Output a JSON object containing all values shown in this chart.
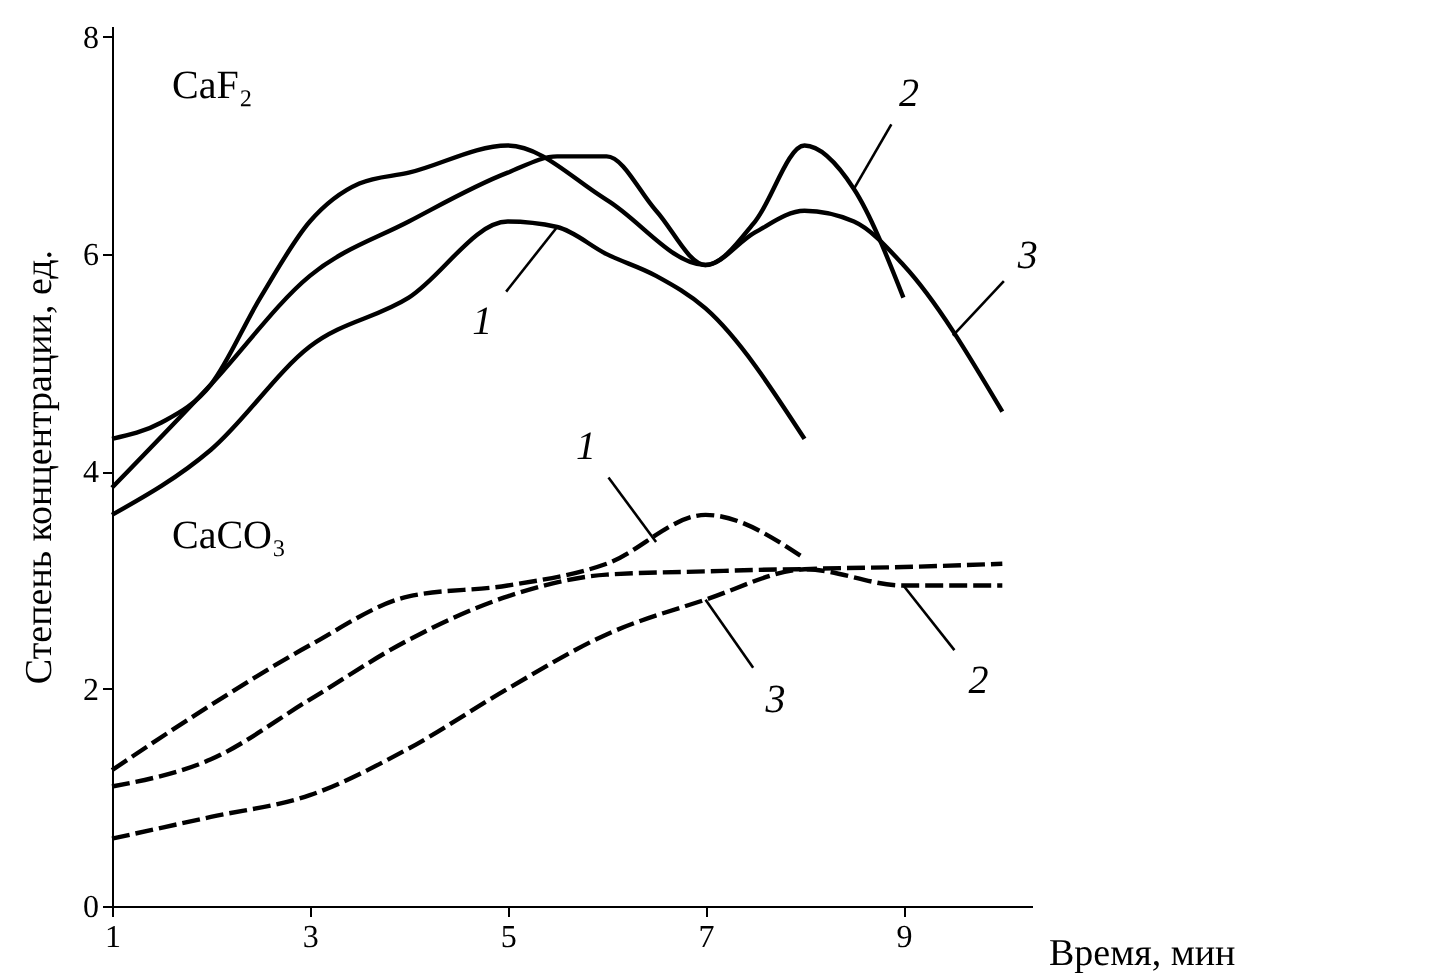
{
  "chart_data": {
    "type": "line",
    "xlabel": "Время, мин",
    "ylabel": "Степень концентрации, ед.",
    "xlim": [
      1,
      10.3
    ],
    "xticks": [
      1,
      3,
      5,
      7,
      9
    ],
    "ylim": [
      0,
      8.1
    ],
    "yticks": [
      0,
      2,
      4,
      6,
      8
    ],
    "grid": false,
    "legend": false,
    "marker": "none",
    "series": [
      {
        "color": "#000000",
        "line_style": "solid",
        "x": [
          1,
          2,
          3,
          4,
          5,
          5.5,
          6,
          6.5,
          7,
          8
        ],
        "values": [
          3.6,
          4.2,
          5.15,
          5.6,
          6.3,
          6.25,
          6.0,
          5.8,
          5.5,
          4.3
        ]
      },
      {
        "color": "#000000",
        "line_style": "solid",
        "x": [
          1,
          1.5,
          2,
          2.5,
          3,
          3.5,
          4,
          5,
          6,
          7,
          7.5,
          8,
          8.5,
          9
        ],
        "values": [
          4.3,
          4.45,
          4.8,
          5.6,
          6.3,
          6.65,
          6.75,
          7.0,
          6.5,
          5.9,
          6.3,
          7.0,
          6.6,
          5.6
        ]
      },
      {
        "color": "#000000",
        "line_style": "solid",
        "x": [
          1,
          2,
          3,
          4,
          5,
          5.5,
          6,
          6.5,
          7,
          7.5,
          8,
          8.5,
          9,
          10
        ],
        "values": [
          3.85,
          4.8,
          5.8,
          6.3,
          6.75,
          6.9,
          6.9,
          6.4,
          5.9,
          6.2,
          6.4,
          6.3,
          5.9,
          4.55
        ]
      },
      {
        "color": "#000000",
        "line_style": "dashed",
        "x": [
          1,
          2,
          3,
          4,
          5,
          6,
          7,
          8
        ],
        "values": [
          1.25,
          1.85,
          2.4,
          2.85,
          2.95,
          3.15,
          3.6,
          3.2
        ]
      },
      {
        "color": "#000000",
        "line_style": "dashed",
        "x": [
          1,
          2,
          3,
          4,
          5,
          6,
          7,
          8,
          9,
          10
        ],
        "values": [
          1.1,
          1.35,
          1.9,
          2.45,
          2.85,
          3.05,
          3.08,
          3.1,
          2.95,
          2.95
        ]
      },
      {
        "color": "#000000",
        "line_style": "dashed",
        "x": [
          1,
          2,
          3,
          4,
          5,
          6,
          7,
          8,
          9,
          10
        ],
        "values": [
          0.62,
          0.82,
          1.02,
          1.45,
          2.0,
          2.5,
          2.82,
          3.1,
          3.12,
          3.15
        ]
      }
    ],
    "annotations": [
      "CaF₂",
      "CaCO₃",
      {
        "text": "1",
        "x": 5.5,
        "y": 6.25
      },
      {
        "text": "2",
        "x": 8.5,
        "y": 6.6
      },
      {
        "text": "3",
        "x": 9.5,
        "y": 5.25
      },
      {
        "text": "1",
        "x": 6.5,
        "y": 3.35
      },
      {
        "text": "2",
        "x": 9,
        "y": 2.95
      },
      {
        "text": "3",
        "x": 7,
        "y": 2.82
      }
    ]
  }
}
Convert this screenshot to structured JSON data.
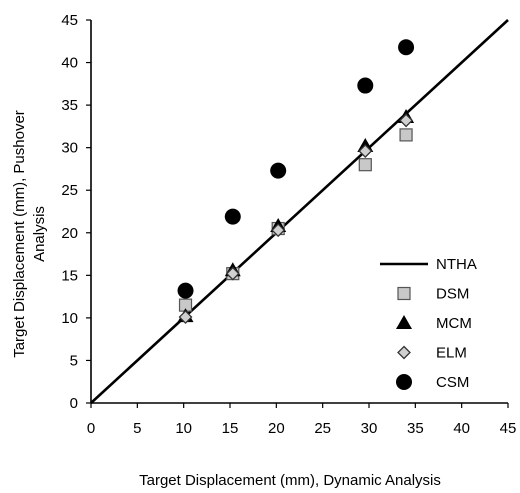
{
  "chart_data": {
    "type": "scatter",
    "xlabel": "Target Displacement (mm), Dynamic Analysis",
    "ylabel_lines": [
      "Target Displacement (mm), Pushover",
      "Analysis"
    ],
    "xlim": [
      0,
      45
    ],
    "ylim": [
      0,
      45
    ],
    "xticks": [
      0,
      5,
      10,
      15,
      20,
      25,
      30,
      35,
      40,
      45
    ],
    "yticks": [
      0,
      5,
      10,
      15,
      20,
      25,
      30,
      35,
      40,
      45
    ],
    "xtick_labels": [
      "0",
      "5",
      "10",
      "15",
      "20",
      "25",
      "30",
      "35",
      "40",
      "45"
    ],
    "ytick_labels": [
      "0",
      "5",
      "10",
      "15",
      "20",
      "25",
      "30",
      "35",
      "40",
      "45"
    ],
    "grid": false,
    "legend_position": "bottom-right",
    "series": [
      {
        "name": "NTHA",
        "kind": "line",
        "marker": "none",
        "color": "#000000",
        "x": [
          0,
          45
        ],
        "y": [
          0,
          45
        ]
      },
      {
        "name": "DSM",
        "kind": "scatter",
        "marker": "square",
        "color": "#c8c8c8",
        "x": [
          10.2,
          15.3,
          20.2,
          29.6,
          34.0
        ],
        "y": [
          11.5,
          15.2,
          20.5,
          28.0,
          31.5
        ]
      },
      {
        "name": "MCM",
        "kind": "scatter",
        "marker": "triangle",
        "color": "#000000",
        "x": [
          10.2,
          15.3,
          20.2,
          29.6,
          34.0
        ],
        "y": [
          10.2,
          15.6,
          20.8,
          30.2,
          33.6
        ]
      },
      {
        "name": "ELM",
        "kind": "scatter",
        "marker": "diamond",
        "color": "#d0d0d0",
        "x": [
          10.2,
          15.3,
          20.2,
          29.6,
          34.0
        ],
        "y": [
          10.1,
          15.2,
          20.3,
          29.6,
          33.2
        ]
      },
      {
        "name": "CSM",
        "kind": "scatter",
        "marker": "circle",
        "color": "#000000",
        "x": [
          10.2,
          15.3,
          20.2,
          29.6,
          34.0
        ],
        "y": [
          13.2,
          21.9,
          27.3,
          37.3,
          41.8
        ]
      }
    ]
  }
}
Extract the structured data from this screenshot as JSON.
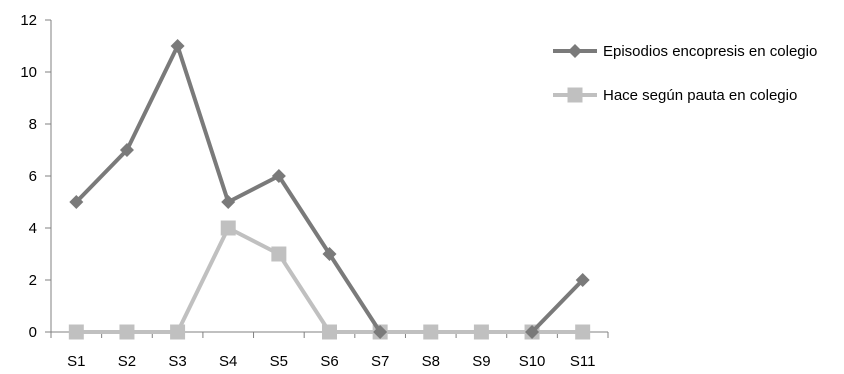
{
  "chart_data": {
    "type": "line",
    "categories": [
      "S1",
      "S2",
      "S3",
      "S4",
      "S5",
      "S6",
      "S7",
      "S8",
      "S9",
      "S10",
      "S11"
    ],
    "ylim": [
      0,
      12
    ],
    "yticks": [
      0,
      2,
      4,
      6,
      8,
      10,
      12
    ],
    "grid": false,
    "legend_position": "top-right",
    "series": [
      {
        "name": "Episodios encopresis en colegio",
        "values": [
          5,
          7,
          11,
          5,
          6,
          3,
          0,
          null,
          null,
          0,
          2
        ],
        "color": "#7a7a7a",
        "marker": "diamond"
      },
      {
        "name": "Hace según pauta en colegio",
        "values": [
          0,
          0,
          0,
          4,
          3,
          0,
          0,
          0,
          0,
          0,
          0
        ],
        "color": "#c0c0c0",
        "marker": "square"
      }
    ]
  }
}
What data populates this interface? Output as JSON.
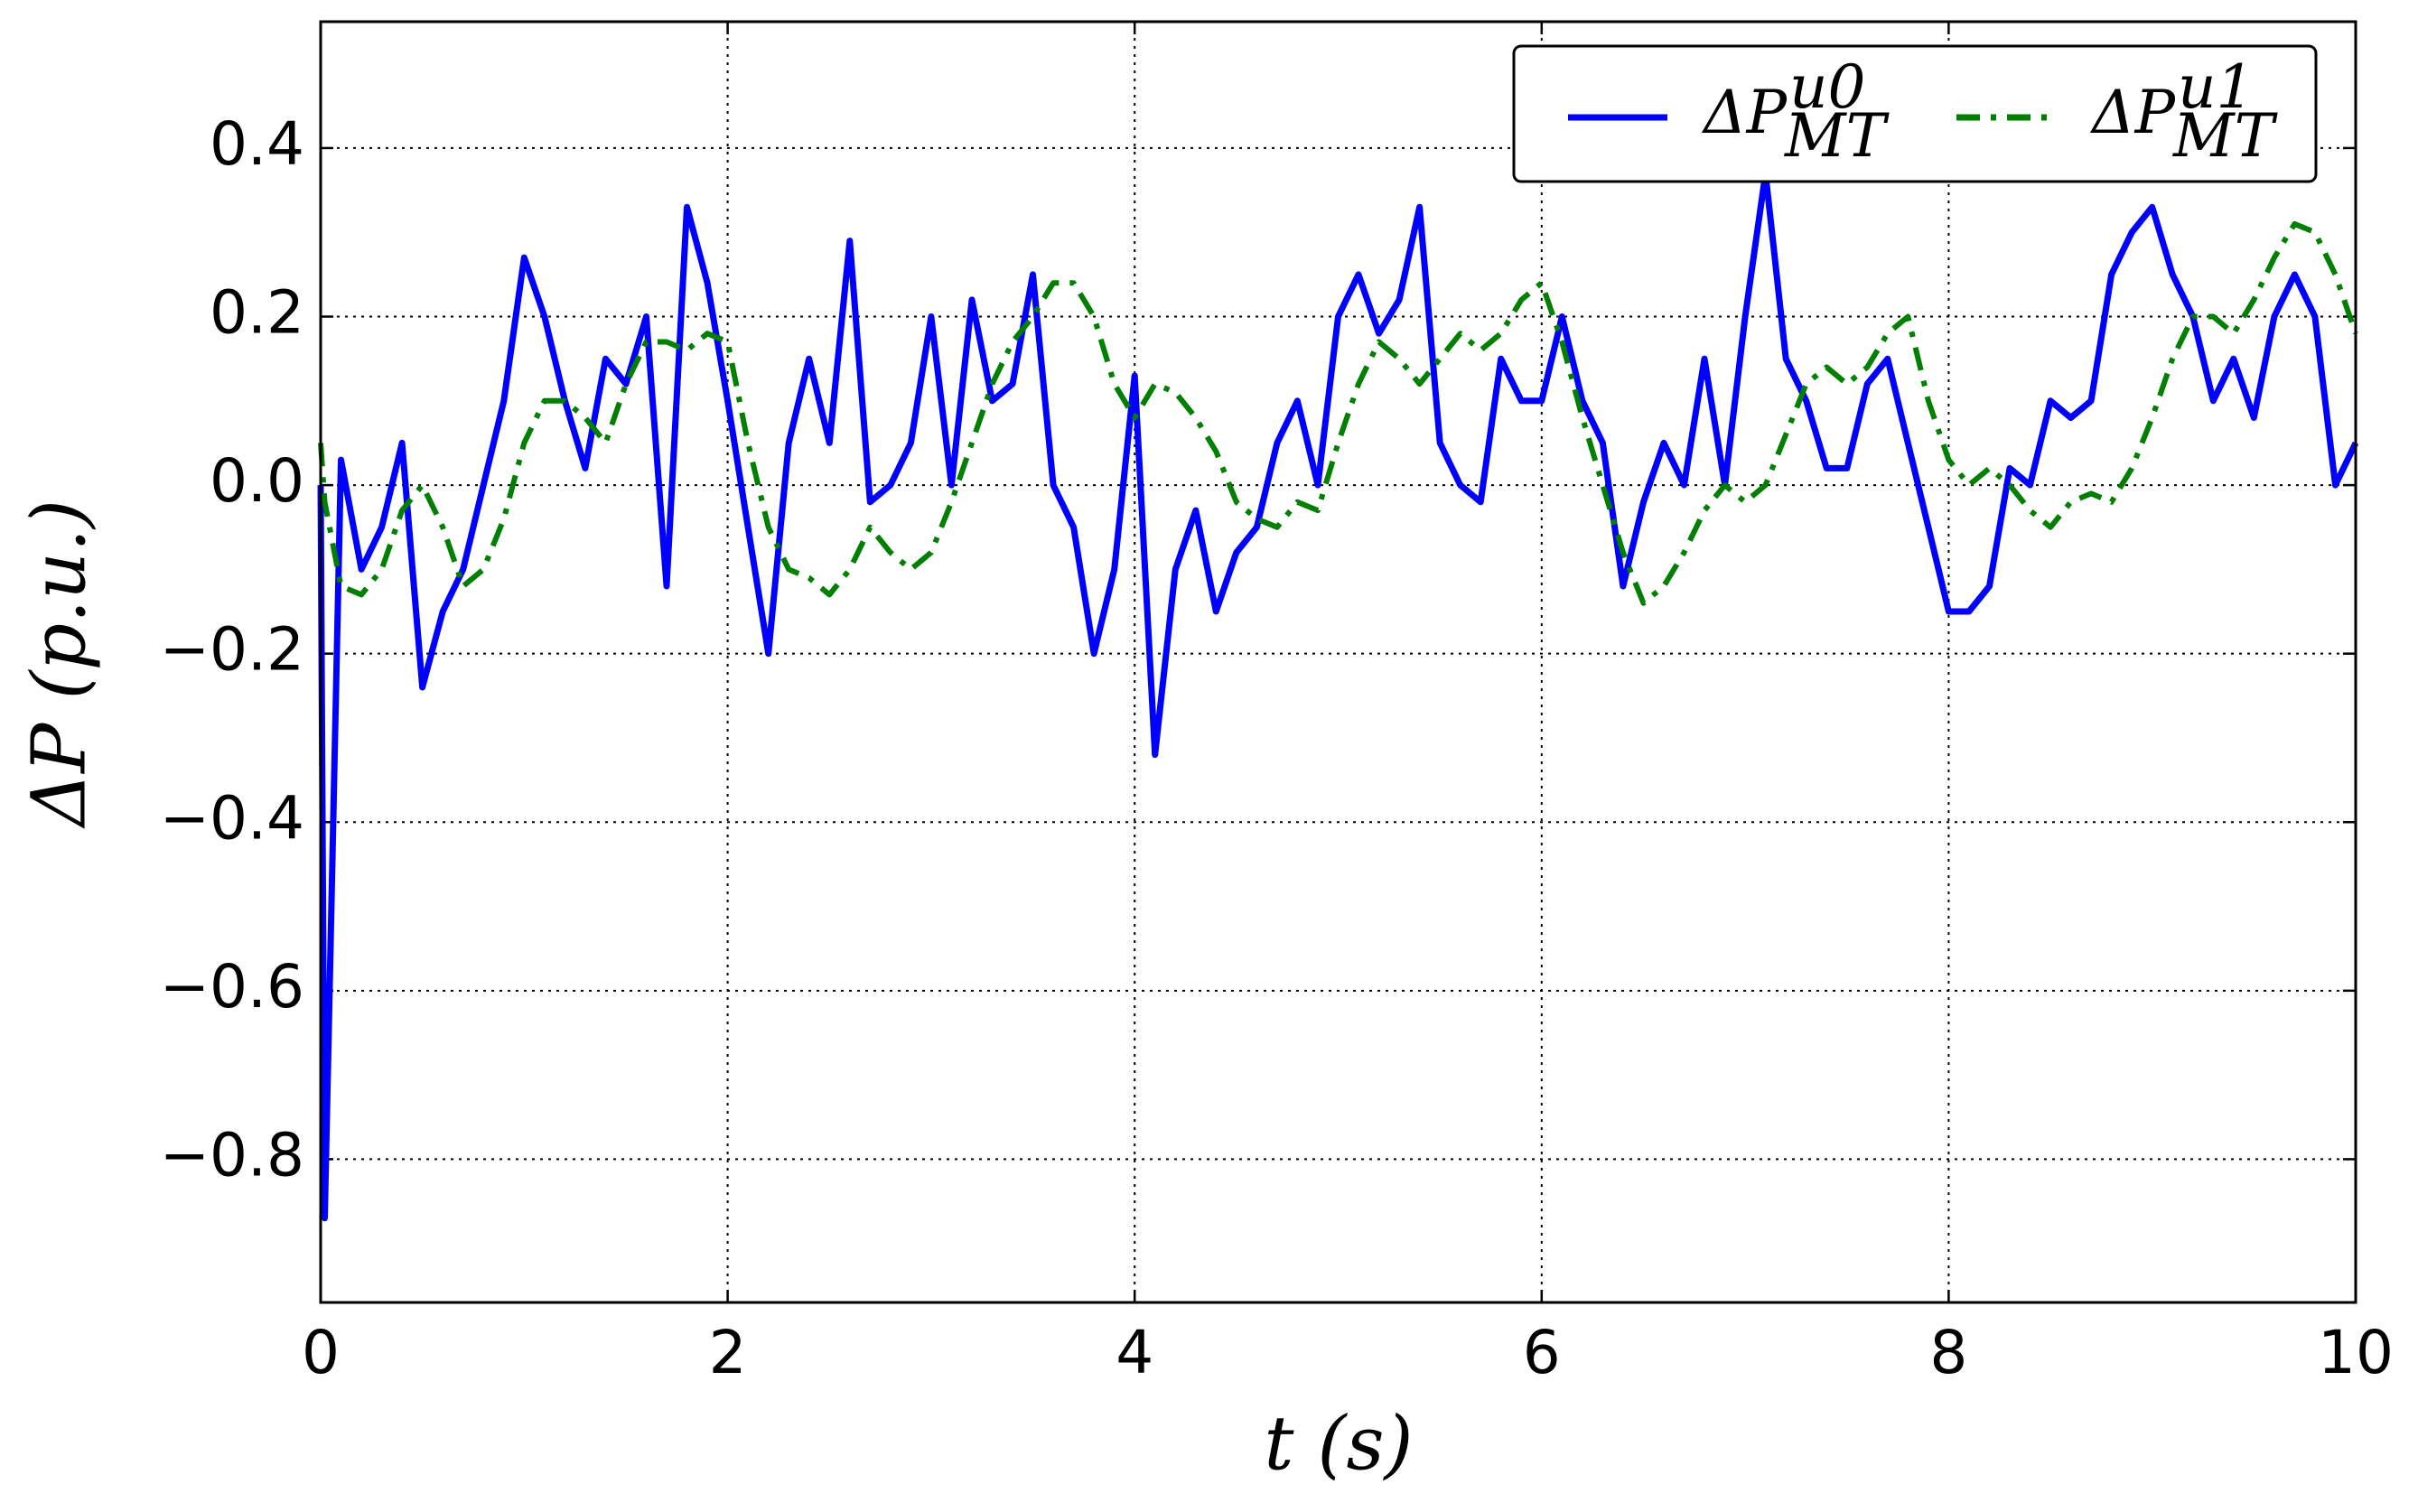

----

Copy each line of the records precisely and drop any images they hold.

### TASK SOLUTION:
Output a JSON object containing all values shown in this chart.
{
  "chart_data": {
    "type": "line",
    "xlabel": "Время, мин",
    "ylabel": "Степень концентрации, ед.",
    "xlim": [
      1,
      10.3
    ],
    "xticks": [
      1,
      3,
      5,
      7,
      9
    ],
    "ylim": [
      0,
      8.1
    ],
    "yticks": [
      0,
      2,
      4,
      6,
      8
    ],
    "grid": false,
    "legend": false,
    "marker": "none",
    "series": [
      {
        "color": "#000000",
        "line_style": "solid",
        "x": [
          1,
          2,
          3,
          4,
          5,
          5.5,
          6,
          6.5,
          7,
          8
        ],
        "values": [
          3.6,
          4.2,
          5.15,
          5.6,
          6.3,
          6.25,
          6.0,
          5.8,
          5.5,
          4.3
        ]
      },
      {
        "color": "#000000",
        "line_style": "solid",
        "x": [
          1,
          1.5,
          2,
          2.5,
          3,
          3.5,
          4,
          5,
          6,
          7,
          7.5,
          8,
          8.5,
          9
        ],
        "values": [
          4.3,
          4.45,
          4.8,
          5.6,
          6.3,
          6.65,
          6.75,
          7.0,
          6.5,
          5.9,
          6.3,
          7.0,
          6.6,
          5.6
        ]
      },
      {
        "color": "#000000",
        "line_style": "solid",
        "x": [
          1,
          2,
          3,
          4,
          5,
          5.5,
          6,
          6.5,
          7,
          7.5,
          8,
          8.5,
          9,
          10
        ],
        "values": [
          3.85,
          4.8,
          5.8,
          6.3,
          6.75,
          6.9,
          6.9,
          6.4,
          5.9,
          6.2,
          6.4,
          6.3,
          5.9,
          4.55
        ]
      },
      {
        "color": "#000000",
        "line_style": "dashed",
        "x": [
          1,
          2,
          3,
          4,
          5,
          6,
          7,
          8
        ],
        "values": [
          1.25,
          1.85,
          2.4,
          2.85,
          2.95,
          3.15,
          3.6,
          3.2
        ]
      },
      {
        "color": "#000000",
        "line_style": "dashed",
        "x": [
          1,
          2,
          3,
          4,
          5,
          6,
          7,
          8,
          9,
          10
        ],
        "values": [
          1.1,
          1.35,
          1.9,
          2.45,
          2.85,
          3.05,
          3.08,
          3.1,
          2.95,
          2.95
        ]
      },
      {
        "color": "#000000",
        "line_style": "dashed",
        "x": [
          1,
          2,
          3,
          4,
          5,
          6,
          7,
          8,
          9,
          10
        ],
        "values": [
          0.62,
          0.82,
          1.02,
          1.45,
          2.0,
          2.5,
          2.82,
          3.1,
          3.12,
          3.15
        ]
      }
    ],
    "annotations": [
      "CaF₂",
      "CaCO₃",
      {
        "text": "1",
        "x": 5.5,
        "y": 6.25
      },
      {
        "text": "2",
        "x": 8.5,
        "y": 6.6
      },
      {
        "text": "3",
        "x": 9.5,
        "y": 5.25
      },
      {
        "text": "1",
        "x": 6.5,
        "y": 3.35
      },
      {
        "text": "2",
        "x": 9,
        "y": 2.95
      },
      {
        "text": "3",
        "x": 7,
        "y": 2.82
      }
    ]
  }
}
Convert this screenshot to structured JSON data.
{
  "chart_data": {
    "type": "scatter",
    "xlabel": "Target Displacement (mm), Dynamic Analysis",
    "ylabel_lines": [
      "Target Displacement (mm), Pushover",
      "Analysis"
    ],
    "xlim": [
      0,
      45
    ],
    "ylim": [
      0,
      45
    ],
    "xticks": [
      0,
      5,
      10,
      15,
      20,
      25,
      30,
      35,
      40,
      45
    ],
    "yticks": [
      0,
      5,
      10,
      15,
      20,
      25,
      30,
      35,
      40,
      45
    ],
    "xtick_labels": [
      "0",
      "5",
      "10",
      "15",
      "20",
      "25",
      "30",
      "35",
      "40",
      "45"
    ],
    "ytick_labels": [
      "0",
      "5",
      "10",
      "15",
      "20",
      "25",
      "30",
      "35",
      "40",
      "45"
    ],
    "grid": false,
    "legend_position": "bottom-right",
    "series": [
      {
        "name": "NTHA",
        "kind": "line",
        "marker": "none",
        "color": "#000000",
        "x": [
          0,
          45
        ],
        "y": [
          0,
          45
        ]
      },
      {
        "name": "DSM",
        "kind": "scatter",
        "marker": "square",
        "color": "#c8c8c8",
        "x": [
          10.2,
          15.3,
          20.2,
          29.6,
          34.0
        ],
        "y": [
          11.5,
          15.2,
          20.5,
          28.0,
          31.5
        ]
      },
      {
        "name": "MCM",
        "kind": "scatter",
        "marker": "triangle",
        "color": "#000000",
        "x": [
          10.2,
          15.3,
          20.2,
          29.6,
          34.0
        ],
        "y": [
          10.2,
          15.6,
          20.8,
          30.2,
          33.6
        ]
      },
      {
        "name": "ELM",
        "kind": "scatter",
        "marker": "diamond",
        "color": "#d0d0d0",
        "x": [
          10.2,
          15.3,
          20.2,
          29.6,
          34.0
        ],
        "y": [
          10.1,
          15.2,
          20.3,
          29.6,
          33.2
        ]
      },
      {
        "name": "CSM",
        "kind": "scatter",
        "marker": "circle",
        "color": "#000000",
        "x": [
          10.2,
          15.3,
          20.2,
          29.6,
          34.0
        ],
        "y": [
          13.2,
          21.9,
          27.3,
          37.3,
          41.8
        ]
      }
    ]
  }
}
Extract the structured data from this screenshot as JSON.
{
  "chart_data": {
    "type": "line",
    "categories": [
      "S1",
      "S2",
      "S3",
      "S4",
      "S5",
      "S6",
      "S7",
      "S8",
      "S9",
      "S10",
      "S11"
    ],
    "ylim": [
      0,
      12
    ],
    "yticks": [
      0,
      2,
      4,
      6,
      8,
      10,
      12
    ],
    "grid": false,
    "legend_position": "top-right",
    "series": [
      {
        "name": "Episodios encopresis en colegio",
        "values": [
          5,
          7,
          11,
          5,
          6,
          3,
          0,
          null,
          null,
          0,
          2
        ],
        "color": "#7a7a7a",
        "marker": "diamond"
      },
      {
        "name": "Hace según pauta en colegio",
        "values": [
          0,
          0,
          0,
          4,
          3,
          0,
          0,
          0,
          0,
          0,
          0
        ],
        "color": "#c0c0c0",
        "marker": "square"
      }
    ]
  }
}
What data populates this interface? Output as JSON.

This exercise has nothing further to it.